#### SUPPLIED MATERIAL ####
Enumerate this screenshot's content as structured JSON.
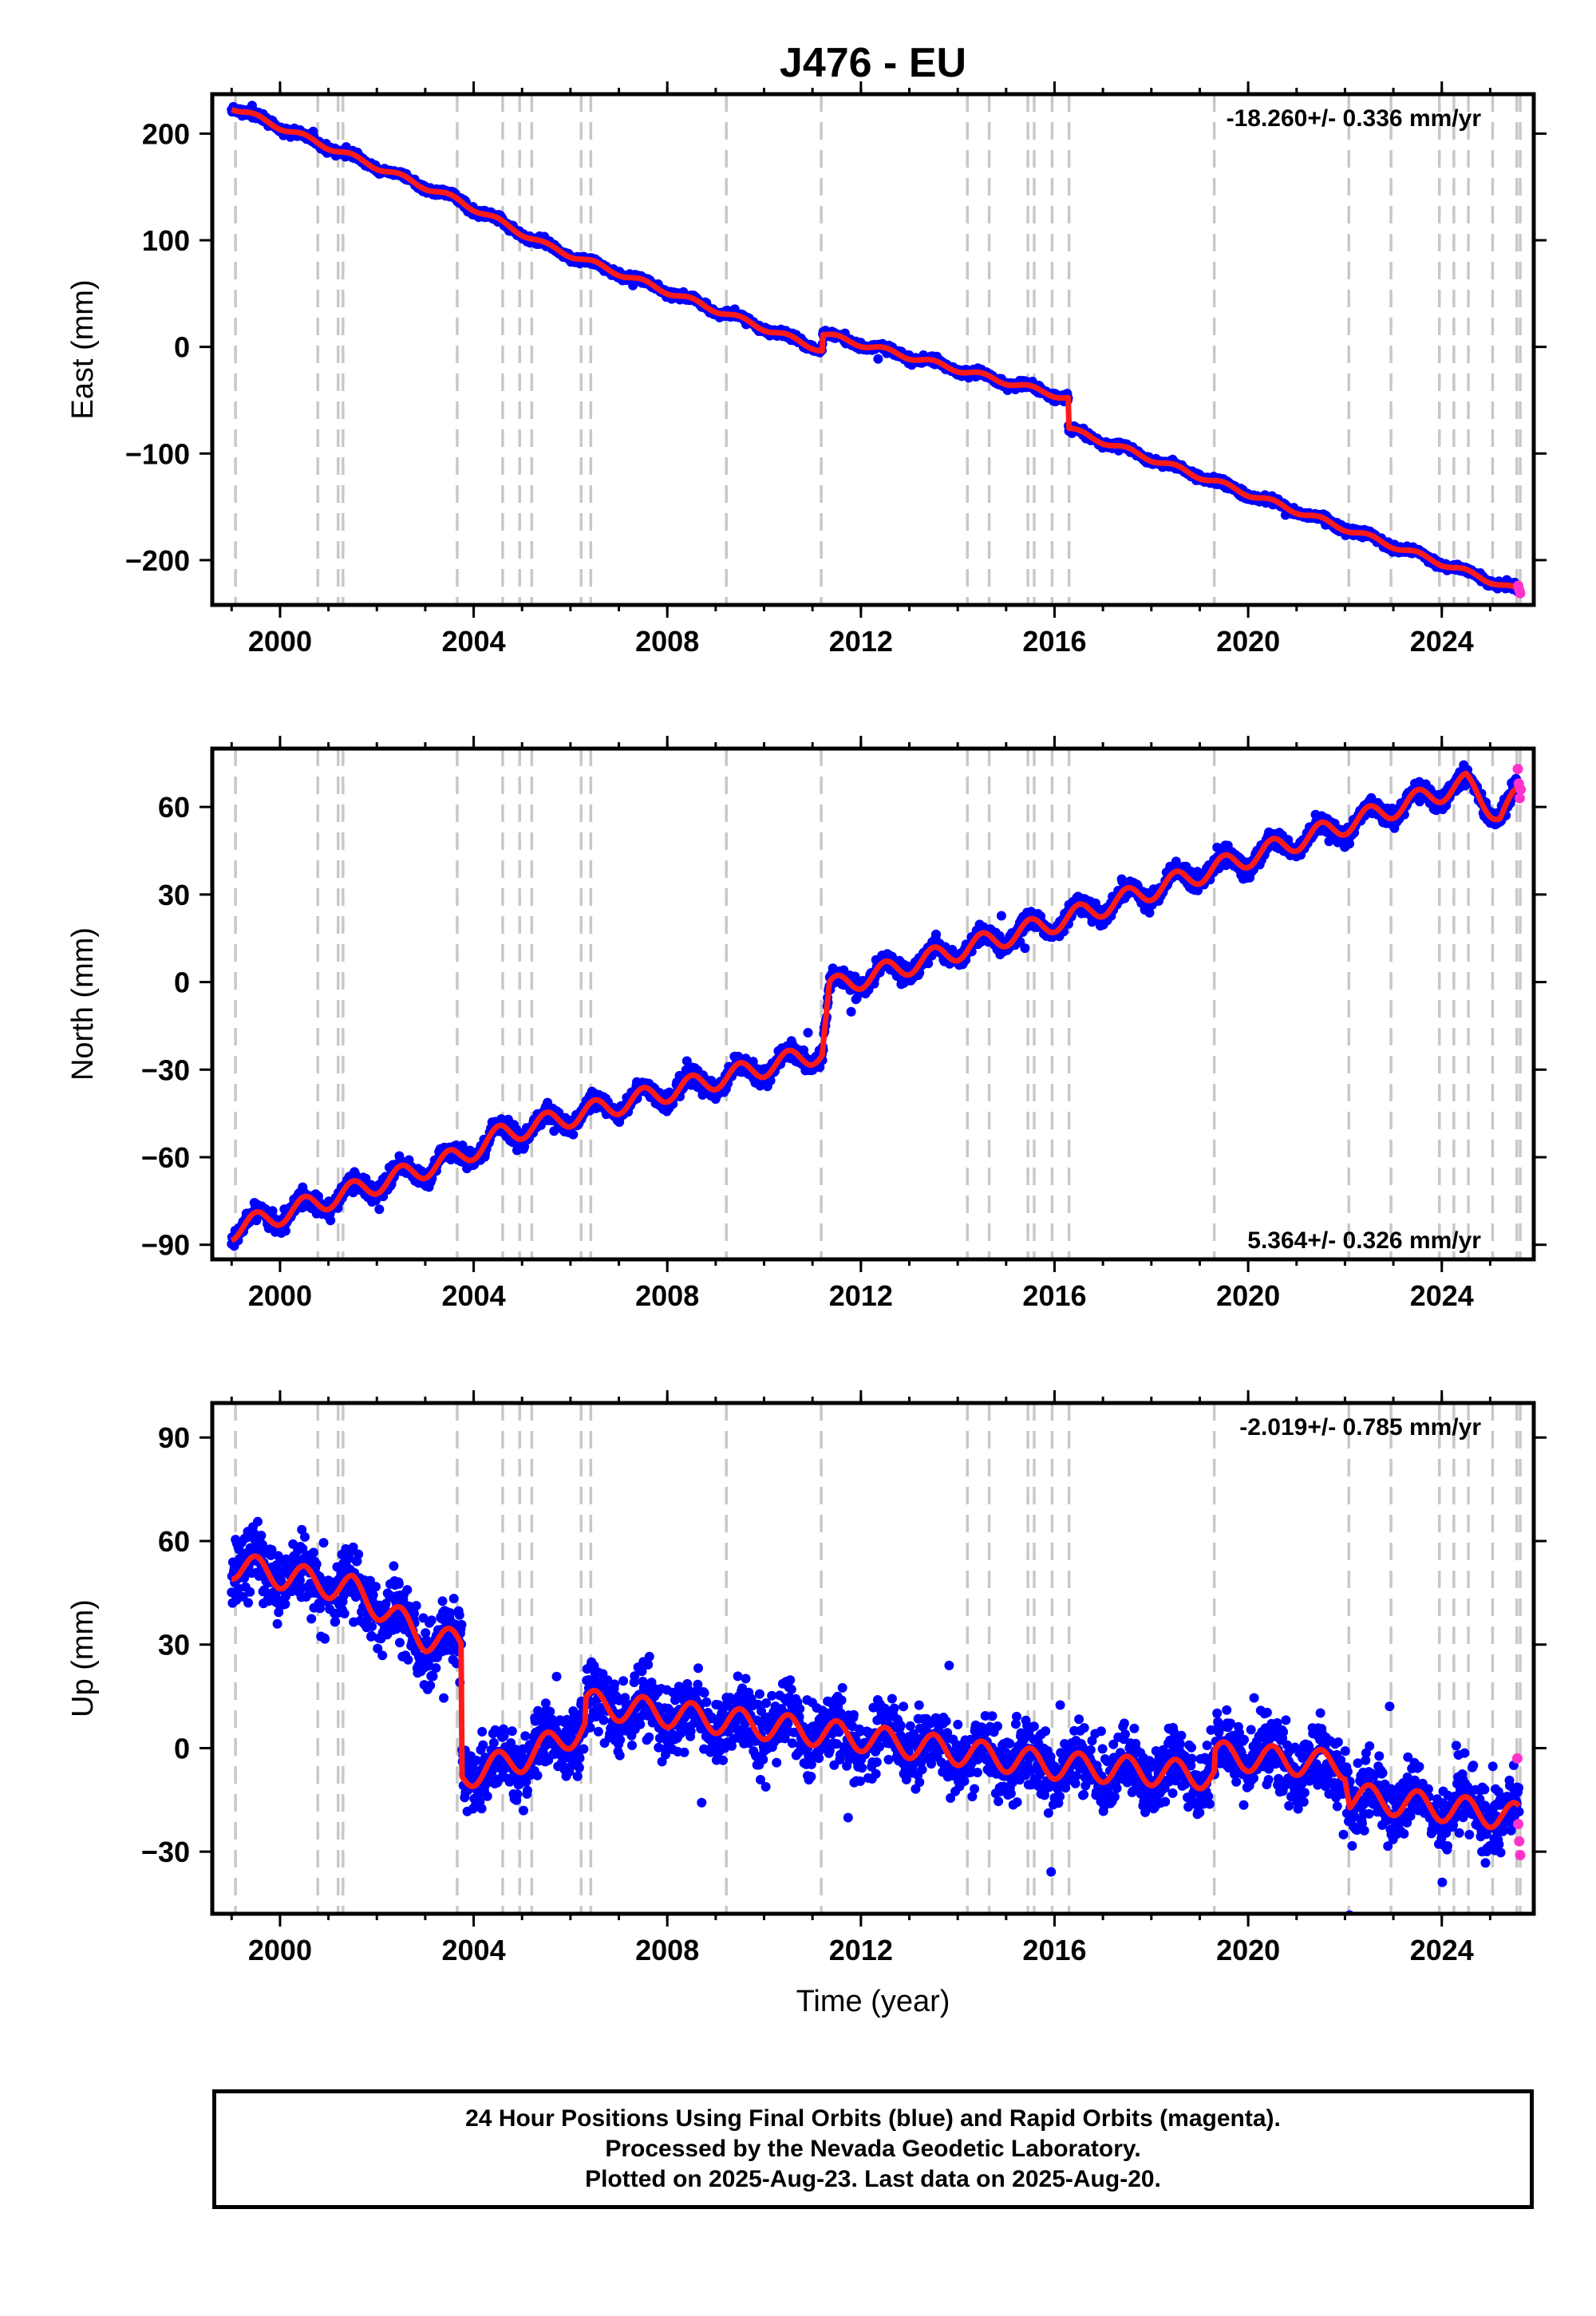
{
  "title": "J476 - EU",
  "footer": {
    "line1": "24 Hour Positions Using Final Orbits (blue) and Rapid Orbits (magenta).",
    "line2": "Processed by the Nevada Geodetic Laboratory.",
    "line3": "Plotted on 2025-Aug-23. Last data on 2025-Aug-20."
  },
  "colors": {
    "final_orbits": "#0000ff",
    "rapid_orbits": "#ff33cc",
    "model": "#ff1a1a",
    "event_lines": "#c8c8c8"
  },
  "chart_data": [
    {
      "type": "scatter",
      "title": "",
      "ylabel": "East (mm)",
      "xlabel": "",
      "xlim": [
        1998.6,
        2025.9
      ],
      "ylim": [
        -242,
        237
      ],
      "xticks": [
        2000,
        2004,
        2008,
        2012,
        2016,
        2020,
        2024
      ],
      "yticks": [
        200,
        100,
        0,
        -100,
        -200
      ],
      "grid": false,
      "annotation": {
        "text": "-18.260+/- 0.336 mm/yr",
        "placement": "top-right"
      },
      "series": [
        {
          "kind": "final-orbit-positions",
          "color": "#0000ff",
          "noise": 2.5,
          "trend": [
            [
              1999.0,
              225
            ],
            [
              2003.7,
              137
            ],
            [
              2005.5,
              95
            ],
            [
              2011.2,
              -3
            ],
            [
              2011.21,
              12
            ],
            [
              2016.28,
              -48
            ],
            [
              2016.29,
              -77
            ],
            [
              2025.6,
              -229
            ]
          ]
        },
        {
          "kind": "rapid-orbit-positions",
          "color": "#ff33cc",
          "x": [
            2025.58,
            2025.6,
            2025.62
          ],
          "y": [
            -224,
            -228,
            -231
          ]
        },
        {
          "kind": "model-fit",
          "color": "#ff1a1a",
          "seasonal_amplitude": 2.5,
          "trend": [
            [
              1999.0,
              225
            ],
            [
              2003.7,
              137
            ],
            [
              2005.5,
              95
            ],
            [
              2011.2,
              -3
            ],
            [
              2011.21,
              12
            ],
            [
              2016.28,
              -48
            ],
            [
              2016.29,
              -77
            ],
            [
              2025.6,
              -229
            ]
          ]
        }
      ]
    },
    {
      "type": "scatter",
      "title": "",
      "ylabel": "North (mm)",
      "xlabel": "",
      "xlim": [
        1998.6,
        2025.9
      ],
      "ylim": [
        -95,
        80
      ],
      "xticks": [
        2000,
        2004,
        2008,
        2012,
        2016,
        2020,
        2024
      ],
      "yticks": [
        60,
        30,
        0,
        -30,
        -60,
        -90
      ],
      "grid": false,
      "annotation": {
        "text": "5.364+/- 0.326 mm/yr",
        "placement": "bottom-right"
      },
      "series": [
        {
          "kind": "final-orbit-positions",
          "color": "#0000ff",
          "noise": 2.2,
          "trend": [
            [
              1999.0,
              -85
            ],
            [
              2003.7,
              -60
            ],
            [
              2004.6,
              -52
            ],
            [
              2011.2,
              -24
            ],
            [
              2011.35,
              -2
            ],
            [
              2016.3,
              22
            ],
            [
              2024.5,
              68
            ],
            [
              2025.2,
              57
            ],
            [
              2025.6,
              64
            ]
          ]
        },
        {
          "kind": "rapid-orbit-positions",
          "color": "#ff33cc",
          "x": [
            2025.57,
            2025.59,
            2025.61,
            2025.63
          ],
          "y": [
            73,
            68,
            63,
            66
          ]
        },
        {
          "kind": "model-fit",
          "color": "#ff1a1a",
          "seasonal_amplitude": 3.5,
          "trend": [
            [
              1999.0,
              -85
            ],
            [
              2003.7,
              -60
            ],
            [
              2004.6,
              -52
            ],
            [
              2011.2,
              -24
            ],
            [
              2011.35,
              -2
            ],
            [
              2016.3,
              22
            ],
            [
              2024.5,
              68
            ],
            [
              2025.2,
              57
            ],
            [
              2025.6,
              64
            ]
          ]
        }
      ]
    },
    {
      "type": "scatter",
      "title": "",
      "ylabel": "Up (mm)",
      "xlabel": "Time (year)",
      "xlim": [
        1998.6,
        2025.9
      ],
      "ylim": [
        -48,
        100
      ],
      "xticks": [
        2000,
        2004,
        2008,
        2012,
        2016,
        2020,
        2024
      ],
      "yticks": [
        90,
        60,
        30,
        0,
        -30
      ],
      "grid": false,
      "annotation": {
        "text": "-2.019+/- 0.785 mm/yr",
        "placement": "top-right"
      },
      "series": [
        {
          "kind": "final-orbit-positions",
          "color": "#0000ff",
          "noise": 7,
          "trend": [
            [
              1999.0,
              53
            ],
            [
              2001.5,
              46
            ],
            [
              2003.0,
              32
            ],
            [
              2003.75,
              30
            ],
            [
              2003.76,
              -8
            ],
            [
              2005.0,
              -3
            ],
            [
              2006.3,
              6
            ],
            [
              2006.31,
              13
            ],
            [
              2012.0,
              3
            ],
            [
              2016.0,
              -5
            ],
            [
              2019.3,
              -8
            ],
            [
              2019.31,
              -2
            ],
            [
              2022.0,
              -5
            ],
            [
              2022.1,
              -14
            ],
            [
              2025.6,
              -20
            ]
          ]
        },
        {
          "kind": "rapid-orbit-positions",
          "color": "#ff33cc",
          "x": [
            2025.56,
            2025.58,
            2025.6,
            2025.62
          ],
          "y": [
            -3,
            -22,
            -27,
            -31
          ]
        },
        {
          "kind": "model-fit",
          "color": "#ff1a1a",
          "seasonal_amplitude": 4,
          "trend": [
            [
              1999.0,
              53
            ],
            [
              2001.5,
              46
            ],
            [
              2003.0,
              32
            ],
            [
              2003.75,
              30
            ],
            [
              2003.76,
              -8
            ],
            [
              2005.0,
              -3
            ],
            [
              2006.3,
              6
            ],
            [
              2006.31,
              13
            ],
            [
              2012.0,
              3
            ],
            [
              2016.0,
              -5
            ],
            [
              2019.3,
              -8
            ],
            [
              2019.31,
              -2
            ],
            [
              2022.0,
              -5
            ],
            [
              2022.1,
              -14
            ],
            [
              2025.6,
              -20
            ]
          ]
        }
      ]
    }
  ],
  "event_lines_years": [
    1999.08,
    2000.78,
    2001.2,
    2001.3,
    2003.66,
    2004.6,
    2004.95,
    2005.2,
    2006.22,
    2006.42,
    2009.22,
    2011.18,
    2014.2,
    2014.65,
    2015.45,
    2015.58,
    2015.95,
    2016.3,
    2019.3,
    2022.08,
    2022.95,
    2023.95,
    2024.25,
    2024.55,
    2025.05,
    2025.55,
    2025.62
  ]
}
####
WORK REQUIRED
The records above should be reproduced exactly, with no pictures included.

EXERCISE OUTPUT
Enumerate this screenshot's content as structured JSON.
{
  "title": "J476 - EU",
  "footer": {
    "line1": "24 Hour Positions Using Final Orbits (blue) and Rapid Orbits (magenta).",
    "line2": "Processed by the Nevada Geodetic Laboratory.",
    "line3": "Plotted on 2025-Aug-23. Last data on 2025-Aug-20."
  },
  "colors": {
    "final_orbits": "#0000ff",
    "rapid_orbits": "#ff33cc",
    "model": "#ff1a1a",
    "event_lines": "#c8c8c8"
  },
  "chart_data": [
    {
      "type": "scatter",
      "title": "",
      "ylabel": "East (mm)",
      "xlabel": "",
      "xlim": [
        1998.6,
        2025.9
      ],
      "ylim": [
        -242,
        237
      ],
      "xticks": [
        2000,
        2004,
        2008,
        2012,
        2016,
        2020,
        2024
      ],
      "yticks": [
        200,
        100,
        0,
        -100,
        -200
      ],
      "grid": false,
      "annotation": {
        "text": "-18.260+/- 0.336 mm/yr",
        "placement": "top-right"
      },
      "series": [
        {
          "kind": "final-orbit-positions",
          "color": "#0000ff",
          "noise": 2.5,
          "trend": [
            [
              1999.0,
              225
            ],
            [
              2003.7,
              137
            ],
            [
              2005.5,
              95
            ],
            [
              2011.2,
              -3
            ],
            [
              2011.21,
              12
            ],
            [
              2016.28,
              -48
            ],
            [
              2016.29,
              -77
            ],
            [
              2025.6,
              -229
            ]
          ]
        },
        {
          "kind": "rapid-orbit-positions",
          "color": "#ff33cc",
          "x": [
            2025.58,
            2025.6,
            2025.62
          ],
          "y": [
            -224,
            -228,
            -231
          ]
        },
        {
          "kind": "model-fit",
          "color": "#ff1a1a",
          "seasonal_amplitude": 2.5,
          "trend": [
            [
              1999.0,
              225
            ],
            [
              2003.7,
              137
            ],
            [
              2005.5,
              95
            ],
            [
              2011.2,
              -3
            ],
            [
              2011.21,
              12
            ],
            [
              2016.28,
              -48
            ],
            [
              2016.29,
              -77
            ],
            [
              2025.6,
              -229
            ]
          ]
        }
      ]
    },
    {
      "type": "scatter",
      "title": "",
      "ylabel": "North (mm)",
      "xlabel": "",
      "xlim": [
        1998.6,
        2025.9
      ],
      "ylim": [
        -95,
        80
      ],
      "xticks": [
        2000,
        2004,
        2008,
        2012,
        2016,
        2020,
        2024
      ],
      "yticks": [
        60,
        30,
        0,
        -30,
        -60,
        -90
      ],
      "grid": false,
      "annotation": {
        "text": "5.364+/- 0.326 mm/yr",
        "placement": "bottom-right"
      },
      "series": [
        {
          "kind": "final-orbit-positions",
          "color": "#0000ff",
          "noise": 2.2,
          "trend": [
            [
              1999.0,
              -85
            ],
            [
              2003.7,
              -60
            ],
            [
              2004.6,
              -52
            ],
            [
              2011.2,
              -24
            ],
            [
              2011.35,
              -2
            ],
            [
              2016.3,
              22
            ],
            [
              2024.5,
              68
            ],
            [
              2025.2,
              57
            ],
            [
              2025.6,
              64
            ]
          ]
        },
        {
          "kind": "rapid-orbit-positions",
          "color": "#ff33cc",
          "x": [
            2025.57,
            2025.59,
            2025.61,
            2025.63
          ],
          "y": [
            73,
            68,
            63,
            66
          ]
        },
        {
          "kind": "model-fit",
          "color": "#ff1a1a",
          "seasonal_amplitude": 3.5,
          "trend": [
            [
              1999.0,
              -85
            ],
            [
              2003.7,
              -60
            ],
            [
              2004.6,
              -52
            ],
            [
              2011.2,
              -24
            ],
            [
              2011.35,
              -2
            ],
            [
              2016.3,
              22
            ],
            [
              2024.5,
              68
            ],
            [
              2025.2,
              57
            ],
            [
              2025.6,
              64
            ]
          ]
        }
      ]
    },
    {
      "type": "scatter",
      "title": "",
      "ylabel": "Up (mm)",
      "xlabel": "Time (year)",
      "xlim": [
        1998.6,
        2025.9
      ],
      "ylim": [
        -48,
        100
      ],
      "xticks": [
        2000,
        2004,
        2008,
        2012,
        2016,
        2020,
        2024
      ],
      "yticks": [
        90,
        60,
        30,
        0,
        -30
      ],
      "grid": false,
      "annotation": {
        "text": "-2.019+/- 0.785 mm/yr",
        "placement": "top-right"
      },
      "series": [
        {
          "kind": "final-orbit-positions",
          "color": "#0000ff",
          "noise": 7,
          "trend": [
            [
              1999.0,
              53
            ],
            [
              2001.5,
              46
            ],
            [
              2003.0,
              32
            ],
            [
              2003.75,
              30
            ],
            [
              2003.76,
              -8
            ],
            [
              2005.0,
              -3
            ],
            [
              2006.3,
              6
            ],
            [
              2006.31,
              13
            ],
            [
              2012.0,
              3
            ],
            [
              2016.0,
              -5
            ],
            [
              2019.3,
              -8
            ],
            [
              2019.31,
              -2
            ],
            [
              2022.0,
              -5
            ],
            [
              2022.1,
              -14
            ],
            [
              2025.6,
              -20
            ]
          ]
        },
        {
          "kind": "rapid-orbit-positions",
          "color": "#ff33cc",
          "x": [
            2025.56,
            2025.58,
            2025.6,
            2025.62
          ],
          "y": [
            -3,
            -22,
            -27,
            -31
          ]
        },
        {
          "kind": "model-fit",
          "color": "#ff1a1a",
          "seasonal_amplitude": 4,
          "trend": [
            [
              1999.0,
              53
            ],
            [
              2001.5,
              46
            ],
            [
              2003.0,
              32
            ],
            [
              2003.75,
              30
            ],
            [
              2003.76,
              -8
            ],
            [
              2005.0,
              -3
            ],
            [
              2006.3,
              6
            ],
            [
              2006.31,
              13
            ],
            [
              2012.0,
              3
            ],
            [
              2016.0,
              -5
            ],
            [
              2019.3,
              -8
            ],
            [
              2019.31,
              -2
            ],
            [
              2022.0,
              -5
            ],
            [
              2022.1,
              -14
            ],
            [
              2025.6,
              -20
            ]
          ]
        }
      ]
    }
  ],
  "event_lines_years": [
    1999.08,
    2000.78,
    2001.2,
    2001.3,
    2003.66,
    2004.6,
    2004.95,
    2005.2,
    2006.22,
    2006.42,
    2009.22,
    2011.18,
    2014.2,
    2014.65,
    2015.45,
    2015.58,
    2015.95,
    2016.3,
    2019.3,
    2022.08,
    2022.95,
    2023.95,
    2024.25,
    2024.55,
    2025.05,
    2025.55,
    2025.62
  ]
}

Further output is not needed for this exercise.